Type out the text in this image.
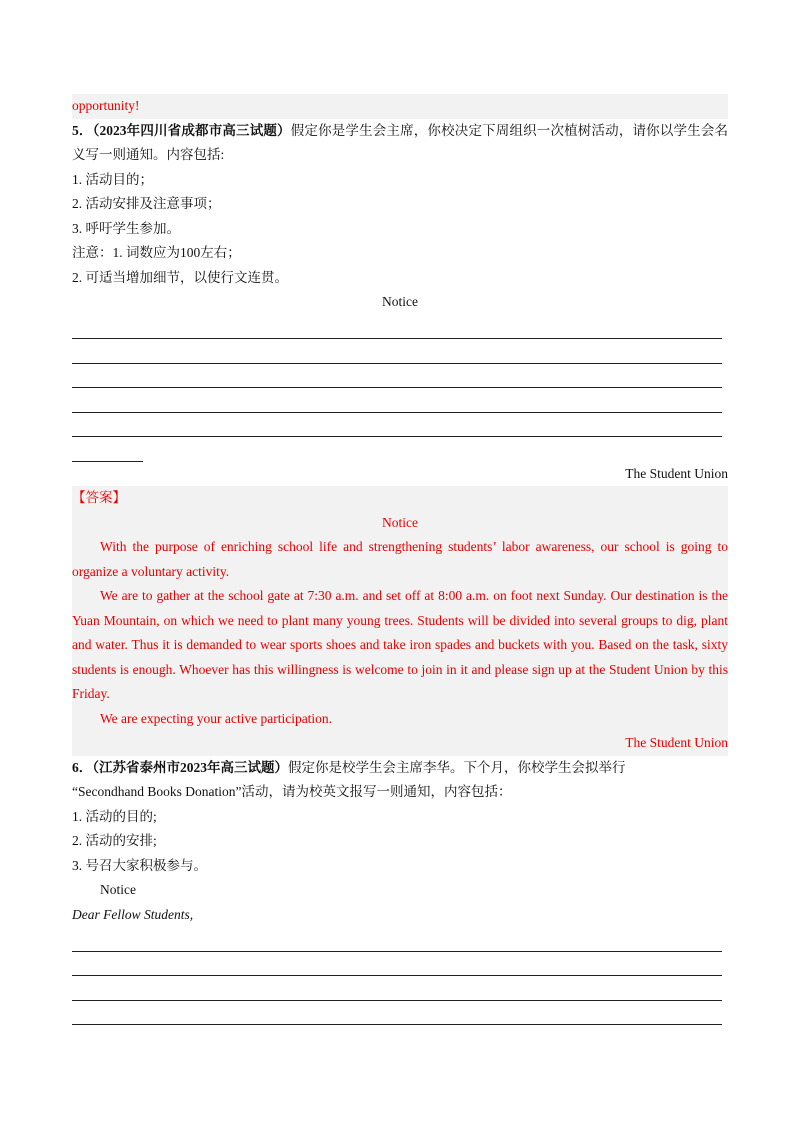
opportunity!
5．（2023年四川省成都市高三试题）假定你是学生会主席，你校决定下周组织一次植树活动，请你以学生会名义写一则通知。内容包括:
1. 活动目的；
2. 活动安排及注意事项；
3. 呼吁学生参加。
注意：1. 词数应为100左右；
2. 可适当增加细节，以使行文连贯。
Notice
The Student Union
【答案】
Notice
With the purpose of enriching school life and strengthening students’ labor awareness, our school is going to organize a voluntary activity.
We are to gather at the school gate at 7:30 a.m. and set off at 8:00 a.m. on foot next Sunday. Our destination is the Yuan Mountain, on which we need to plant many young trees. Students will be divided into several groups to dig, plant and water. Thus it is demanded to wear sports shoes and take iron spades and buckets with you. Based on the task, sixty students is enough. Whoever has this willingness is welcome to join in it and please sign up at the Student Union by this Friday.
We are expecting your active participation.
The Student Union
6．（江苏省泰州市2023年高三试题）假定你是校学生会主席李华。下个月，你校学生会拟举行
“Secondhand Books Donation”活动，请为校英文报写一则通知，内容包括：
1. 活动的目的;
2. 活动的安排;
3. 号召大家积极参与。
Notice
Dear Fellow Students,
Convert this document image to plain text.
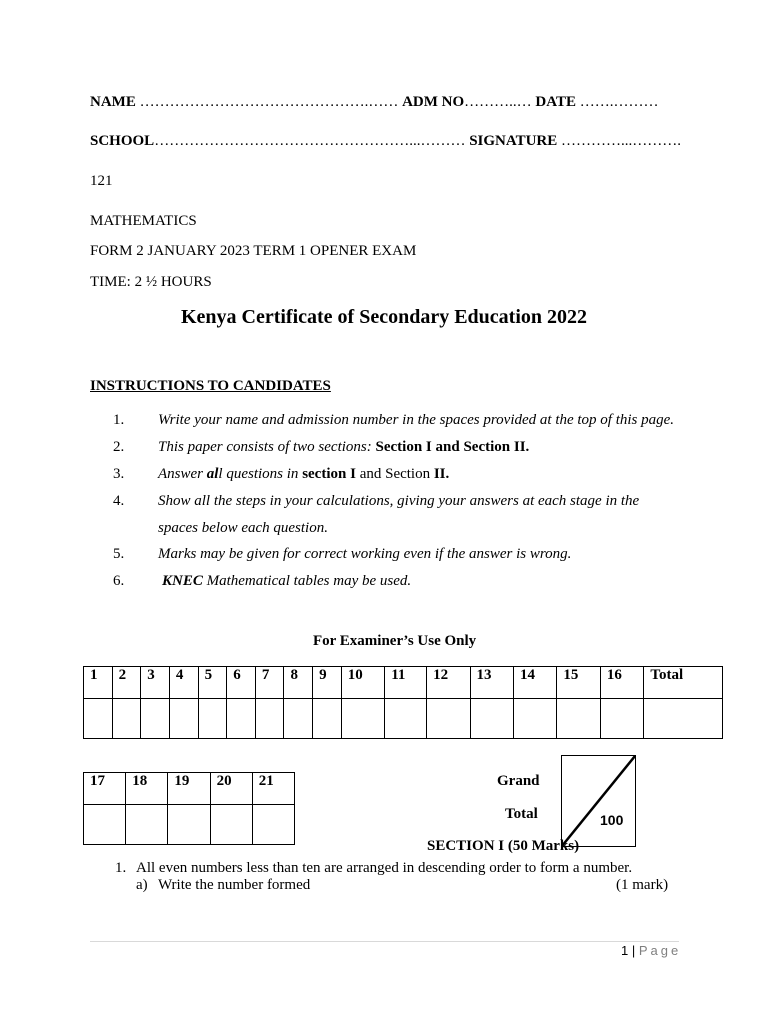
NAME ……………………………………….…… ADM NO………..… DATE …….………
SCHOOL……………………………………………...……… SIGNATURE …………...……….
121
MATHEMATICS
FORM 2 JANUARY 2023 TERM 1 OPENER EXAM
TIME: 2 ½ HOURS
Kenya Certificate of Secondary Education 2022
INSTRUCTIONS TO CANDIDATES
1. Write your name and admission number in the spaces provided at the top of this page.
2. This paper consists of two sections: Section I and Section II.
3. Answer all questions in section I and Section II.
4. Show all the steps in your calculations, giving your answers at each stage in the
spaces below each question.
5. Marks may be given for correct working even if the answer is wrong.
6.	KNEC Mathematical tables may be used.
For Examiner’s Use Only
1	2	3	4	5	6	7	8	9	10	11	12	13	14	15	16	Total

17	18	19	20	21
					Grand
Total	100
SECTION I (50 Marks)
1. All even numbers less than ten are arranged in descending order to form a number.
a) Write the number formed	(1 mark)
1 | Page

OBJECTIVE
Using the material above, report each line where "image" occurs.

TASK RESULT
Type out the text in this image.
Convert this document image to plain text.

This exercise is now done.